**Aim:**
Emit the data below verbatim, stripping out any pictures.

====== Data provided ======

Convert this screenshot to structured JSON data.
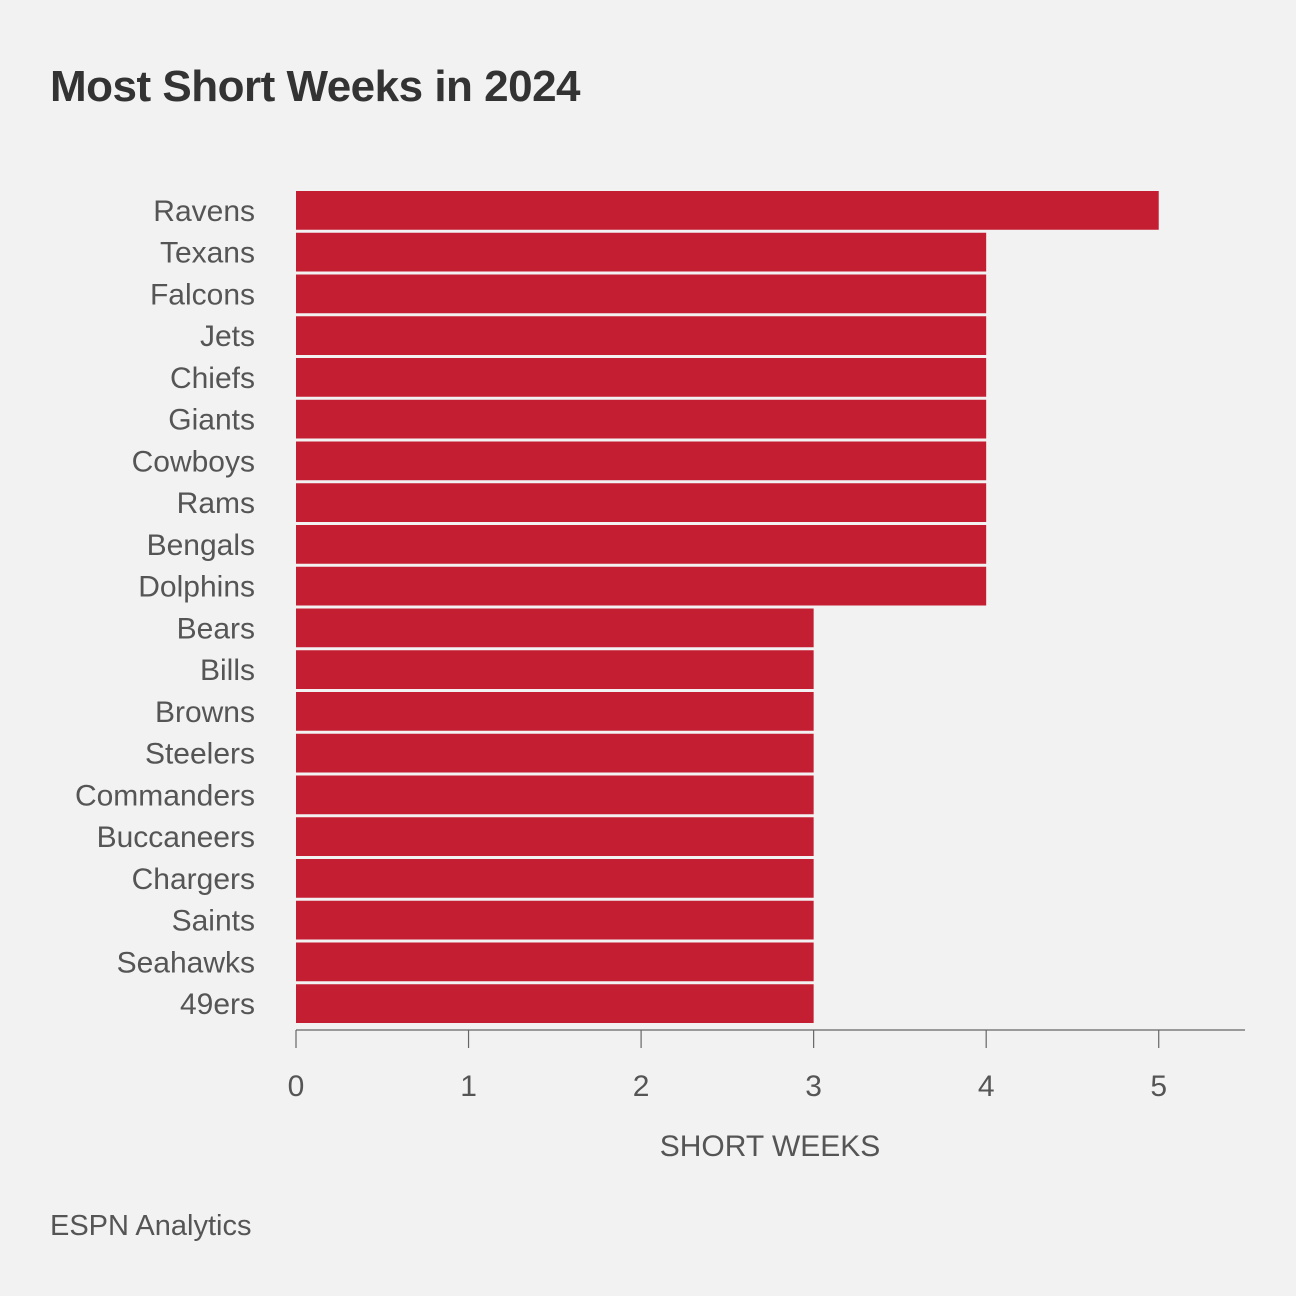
{
  "chart_data": {
    "type": "bar",
    "orientation": "horizontal",
    "title": "Most Short Weeks in 2024",
    "xlabel": "SHORT WEEKS",
    "ylabel": "",
    "categories": [
      "Ravens",
      "Texans",
      "Falcons",
      "Jets",
      "Chiefs",
      "Giants",
      "Cowboys",
      "Rams",
      "Bengals",
      "Dolphins",
      "Bears",
      "Bills",
      "Browns",
      "Steelers",
      "Commanders",
      "Buccaneers",
      "Chargers",
      "Saints",
      "Seahawks",
      "49ers"
    ],
    "values": [
      5,
      4,
      4,
      4,
      4,
      4,
      4,
      4,
      4,
      4,
      3,
      3,
      3,
      3,
      3,
      3,
      3,
      3,
      3,
      3
    ],
    "xlim": [
      0,
      5.5
    ],
    "xticks": [
      "0",
      "1",
      "2",
      "3",
      "4",
      "5"
    ],
    "grid": false,
    "bar_color": "#c41e33",
    "source": "ESPN Analytics"
  }
}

======

**Response to this exercise:**
Convert this screenshot to structured JSON data.
{
  "chart_data": {
    "type": "bar",
    "orientation": "horizontal",
    "title": "Most Short Weeks in 2024",
    "xlabel": "SHORT WEEKS",
    "ylabel": "",
    "categories": [
      "Ravens",
      "Texans",
      "Falcons",
      "Jets",
      "Chiefs",
      "Giants",
      "Cowboys",
      "Rams",
      "Bengals",
      "Dolphins",
      "Bears",
      "Bills",
      "Browns",
      "Steelers",
      "Commanders",
      "Buccaneers",
      "Chargers",
      "Saints",
      "Seahawks",
      "49ers"
    ],
    "values": [
      5,
      4,
      4,
      4,
      4,
      4,
      4,
      4,
      4,
      4,
      3,
      3,
      3,
      3,
      3,
      3,
      3,
      3,
      3,
      3
    ],
    "xlim": [
      0,
      5.5
    ],
    "xticks": [
      "0",
      "1",
      "2",
      "3",
      "4",
      "5"
    ],
    "grid": false,
    "bar_color": "#c41e33",
    "source": "ESPN Analytics"
  }
}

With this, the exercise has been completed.